Skip all pictures, then print the remaining material exactly.

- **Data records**
^^^^
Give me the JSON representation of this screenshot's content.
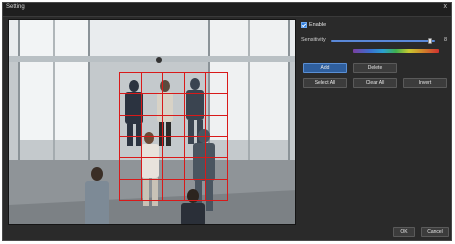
{
  "window": {
    "title": "Setting",
    "close_glyph": "x"
  },
  "panel": {
    "enable_label": "Enable",
    "enable_checked": true,
    "sensitivity_label": "Sensitivity",
    "sensitivity_value": "8",
    "sensitivity_level": 0.95,
    "buttons": {
      "add": "Add",
      "delete": "Delete",
      "select_all": "Select All",
      "clear_all": "Clear All",
      "invert": "Invert"
    }
  },
  "footer": {
    "ok": "OK",
    "cancel": "Cancel"
  },
  "detection_grid": {
    "rows": 6,
    "cols": 5
  },
  "colors": {
    "grid": "#d81a1a",
    "accent": "#2f7fe0"
  }
}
^^^^
- **EXERCISE RESPONSE**
Give me the JSON representation of this screenshot's content.
{
  "window": {
    "title": "Setting",
    "close_glyph": "x"
  },
  "panel": {
    "enable_label": "Enable",
    "enable_checked": true,
    "sensitivity_label": "Sensitivity",
    "sensitivity_value": "8",
    "sensitivity_level": 0.95,
    "buttons": {
      "add": "Add",
      "delete": "Delete",
      "select_all": "Select All",
      "clear_all": "Clear All",
      "invert": "Invert"
    }
  },
  "footer": {
    "ok": "OK",
    "cancel": "Cancel"
  },
  "detection_grid": {
    "rows": 6,
    "cols": 5
  },
  "colors": {
    "grid": "#d81a1a",
    "accent": "#2f7fe0"
  }
}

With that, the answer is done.